§ Challenge
Working from the entries that follow, transcribe exactly and only the lines from the one with "Type out the text in this image." through the last, pictures excluded.

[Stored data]
___

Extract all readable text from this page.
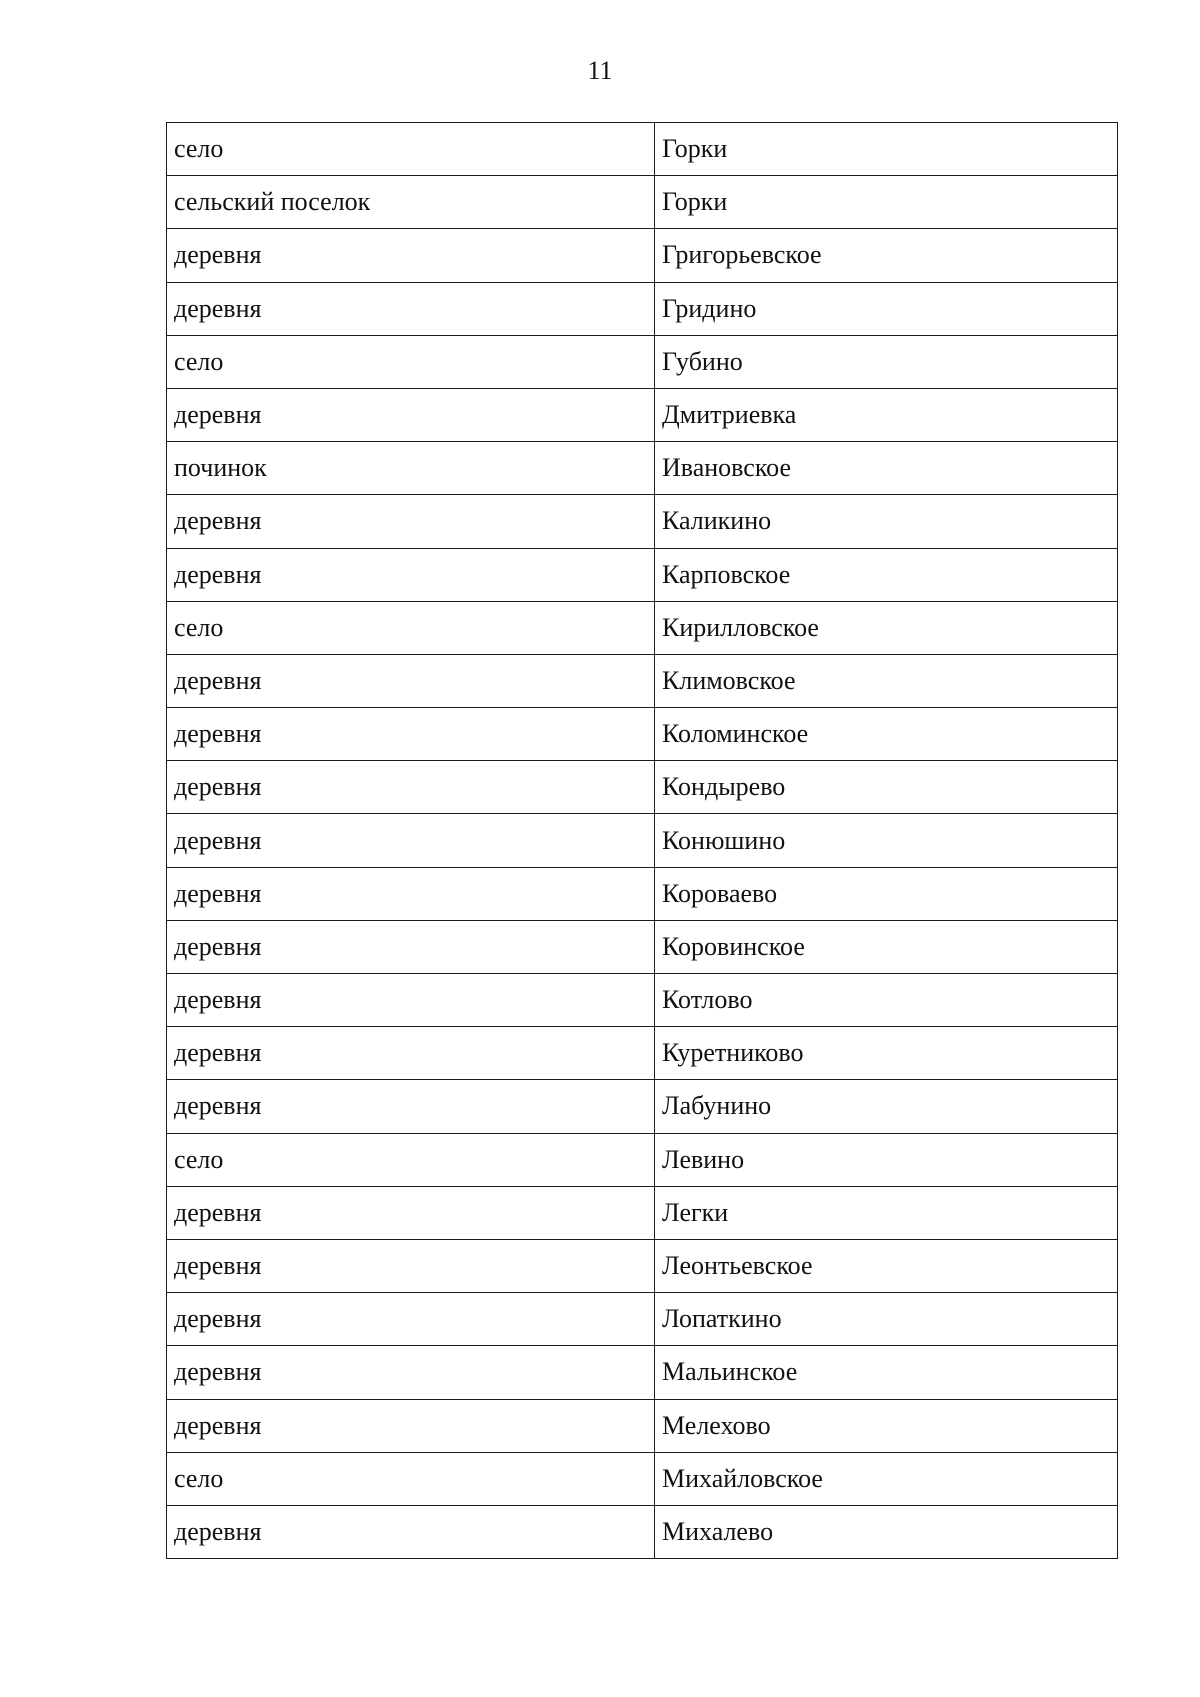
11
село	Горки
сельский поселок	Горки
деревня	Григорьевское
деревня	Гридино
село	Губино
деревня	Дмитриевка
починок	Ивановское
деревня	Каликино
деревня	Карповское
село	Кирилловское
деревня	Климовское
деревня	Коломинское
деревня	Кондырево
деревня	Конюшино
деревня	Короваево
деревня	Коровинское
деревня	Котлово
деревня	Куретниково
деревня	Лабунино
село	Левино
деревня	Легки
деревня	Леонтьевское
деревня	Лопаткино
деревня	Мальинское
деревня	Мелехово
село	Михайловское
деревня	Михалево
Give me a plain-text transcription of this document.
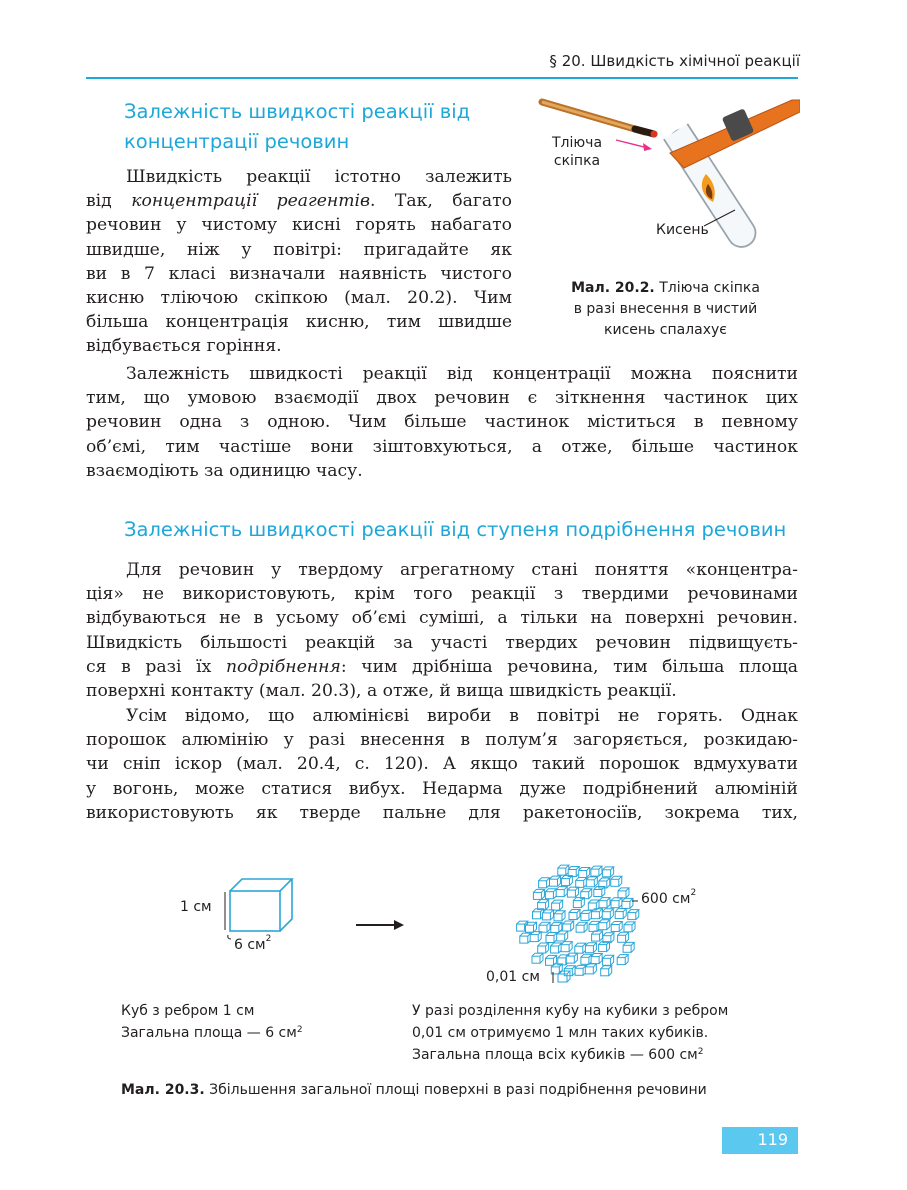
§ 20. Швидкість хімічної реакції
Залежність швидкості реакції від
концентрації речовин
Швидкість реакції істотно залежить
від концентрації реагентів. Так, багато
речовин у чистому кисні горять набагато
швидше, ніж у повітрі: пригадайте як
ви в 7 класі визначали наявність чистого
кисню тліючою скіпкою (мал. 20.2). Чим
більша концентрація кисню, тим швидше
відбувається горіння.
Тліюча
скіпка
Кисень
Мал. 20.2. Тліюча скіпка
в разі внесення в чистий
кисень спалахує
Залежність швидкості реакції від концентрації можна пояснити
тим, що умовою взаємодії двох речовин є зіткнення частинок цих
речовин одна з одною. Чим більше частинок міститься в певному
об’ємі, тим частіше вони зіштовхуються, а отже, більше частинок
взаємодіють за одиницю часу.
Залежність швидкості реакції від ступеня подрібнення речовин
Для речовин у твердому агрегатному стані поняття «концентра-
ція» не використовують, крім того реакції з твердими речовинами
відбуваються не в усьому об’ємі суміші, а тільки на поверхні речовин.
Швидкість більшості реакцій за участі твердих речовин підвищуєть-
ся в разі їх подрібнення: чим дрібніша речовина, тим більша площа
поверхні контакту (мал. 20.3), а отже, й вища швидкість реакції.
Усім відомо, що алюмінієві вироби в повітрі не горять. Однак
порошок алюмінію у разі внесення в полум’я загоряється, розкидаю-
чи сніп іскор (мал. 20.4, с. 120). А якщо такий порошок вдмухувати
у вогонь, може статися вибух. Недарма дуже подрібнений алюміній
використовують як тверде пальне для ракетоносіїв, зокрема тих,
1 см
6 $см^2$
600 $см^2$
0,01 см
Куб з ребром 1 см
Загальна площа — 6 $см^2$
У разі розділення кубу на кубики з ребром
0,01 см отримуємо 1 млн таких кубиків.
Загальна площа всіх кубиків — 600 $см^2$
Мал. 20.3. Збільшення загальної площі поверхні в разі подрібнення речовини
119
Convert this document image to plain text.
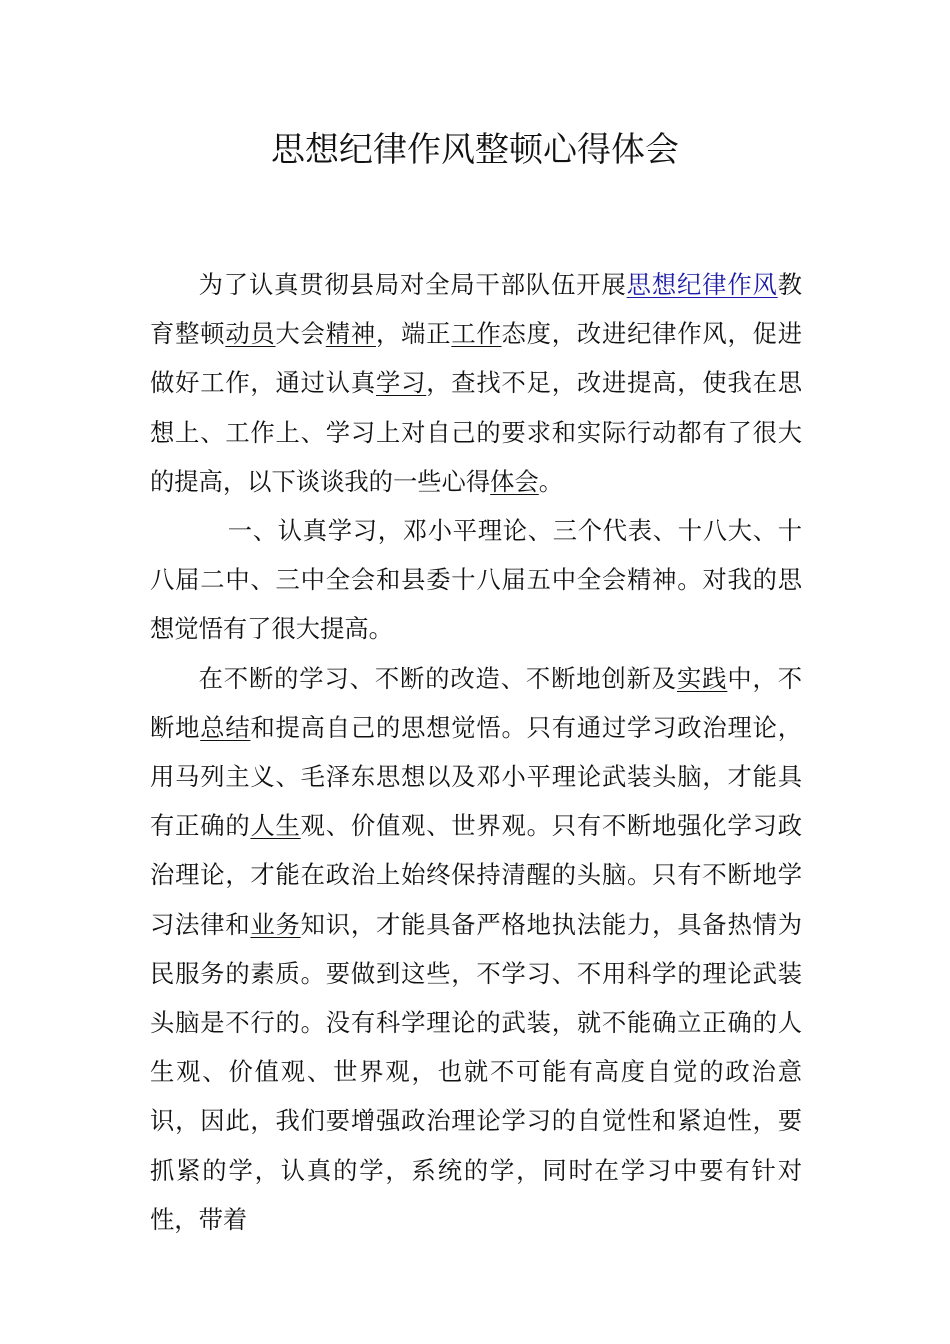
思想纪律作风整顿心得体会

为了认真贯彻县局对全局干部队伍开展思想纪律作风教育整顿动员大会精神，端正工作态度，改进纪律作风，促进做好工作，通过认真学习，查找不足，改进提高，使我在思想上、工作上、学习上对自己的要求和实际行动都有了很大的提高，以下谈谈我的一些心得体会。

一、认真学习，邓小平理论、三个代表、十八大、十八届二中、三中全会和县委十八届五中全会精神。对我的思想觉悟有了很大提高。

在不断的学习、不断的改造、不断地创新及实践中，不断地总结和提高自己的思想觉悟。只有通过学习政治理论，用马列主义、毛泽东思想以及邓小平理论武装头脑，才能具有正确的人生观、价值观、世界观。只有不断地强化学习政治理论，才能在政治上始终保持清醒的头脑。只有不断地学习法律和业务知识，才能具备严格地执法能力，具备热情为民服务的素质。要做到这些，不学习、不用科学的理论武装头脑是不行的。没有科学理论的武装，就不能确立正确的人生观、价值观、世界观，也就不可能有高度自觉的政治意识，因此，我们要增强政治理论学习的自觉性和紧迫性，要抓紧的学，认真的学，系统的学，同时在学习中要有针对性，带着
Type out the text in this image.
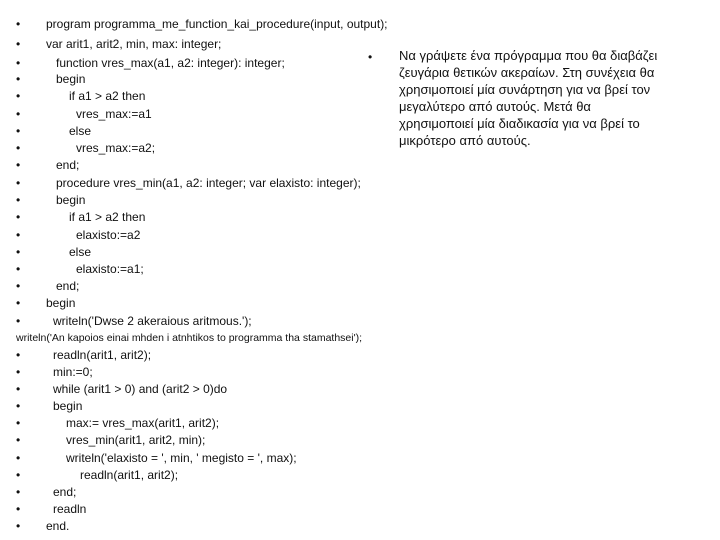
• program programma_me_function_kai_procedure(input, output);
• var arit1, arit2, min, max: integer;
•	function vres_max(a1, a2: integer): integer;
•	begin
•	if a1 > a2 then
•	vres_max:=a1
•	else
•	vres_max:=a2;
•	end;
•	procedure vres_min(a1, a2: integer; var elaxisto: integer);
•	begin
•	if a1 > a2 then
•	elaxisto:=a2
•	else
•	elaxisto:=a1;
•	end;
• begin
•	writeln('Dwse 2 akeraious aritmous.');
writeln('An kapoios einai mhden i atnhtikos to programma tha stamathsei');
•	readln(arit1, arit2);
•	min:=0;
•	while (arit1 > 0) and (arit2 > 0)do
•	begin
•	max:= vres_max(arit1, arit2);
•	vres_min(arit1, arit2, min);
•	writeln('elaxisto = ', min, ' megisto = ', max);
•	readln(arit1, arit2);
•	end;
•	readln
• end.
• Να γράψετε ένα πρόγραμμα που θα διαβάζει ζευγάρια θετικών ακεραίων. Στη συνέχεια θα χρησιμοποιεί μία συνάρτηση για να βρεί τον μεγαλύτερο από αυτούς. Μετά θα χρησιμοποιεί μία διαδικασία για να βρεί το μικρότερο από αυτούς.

___

§ Final result
Type out the text in this image.
• program programma_me_function_kai_procedure(input, output);
• var arit1, arit2, min, max: integer;
•	function vres_max(a1, a2: integer): integer;
•	begin
•	if a1 > a2 then
•	vres_max:=a1
•	else
•	vres_max:=a2;
•	end;
•	procedure vres_min(a1, a2: integer; var elaxisto: integer);
•	begin
•	if a1 > a2 then
•	elaxisto:=a2
•	else
•	elaxisto:=a1;
•	end;
• begin
•	writeln('Dwse 2 akeraious aritmous.');
writeln('An kapoios einai mhden i atnhtikos to programma tha stamathsei');
•	readln(arit1, arit2);
•	min:=0;
•	while (arit1 > 0) and (arit2 > 0)do
•	begin
•	max:= vres_max(arit1, arit2);
•	vres_min(arit1, arit2, min);
•	writeln('elaxisto = ', min, ' megisto = ', max);
•	readln(arit1, arit2);
•	end;
•	readln
• end.
• Να γράψετε ένα πρόγραμμα που θα διαβάζει ζευγάρια θετικών ακεραίων. Στη συνέχεια θα χρησιμοποιεί μία συνάρτηση για να βρεί τον μεγαλύτερο από αυτούς. Μετά θα χρησιμοποιεί μία διαδικασία για να βρεί το μικρότερο από αυτούς.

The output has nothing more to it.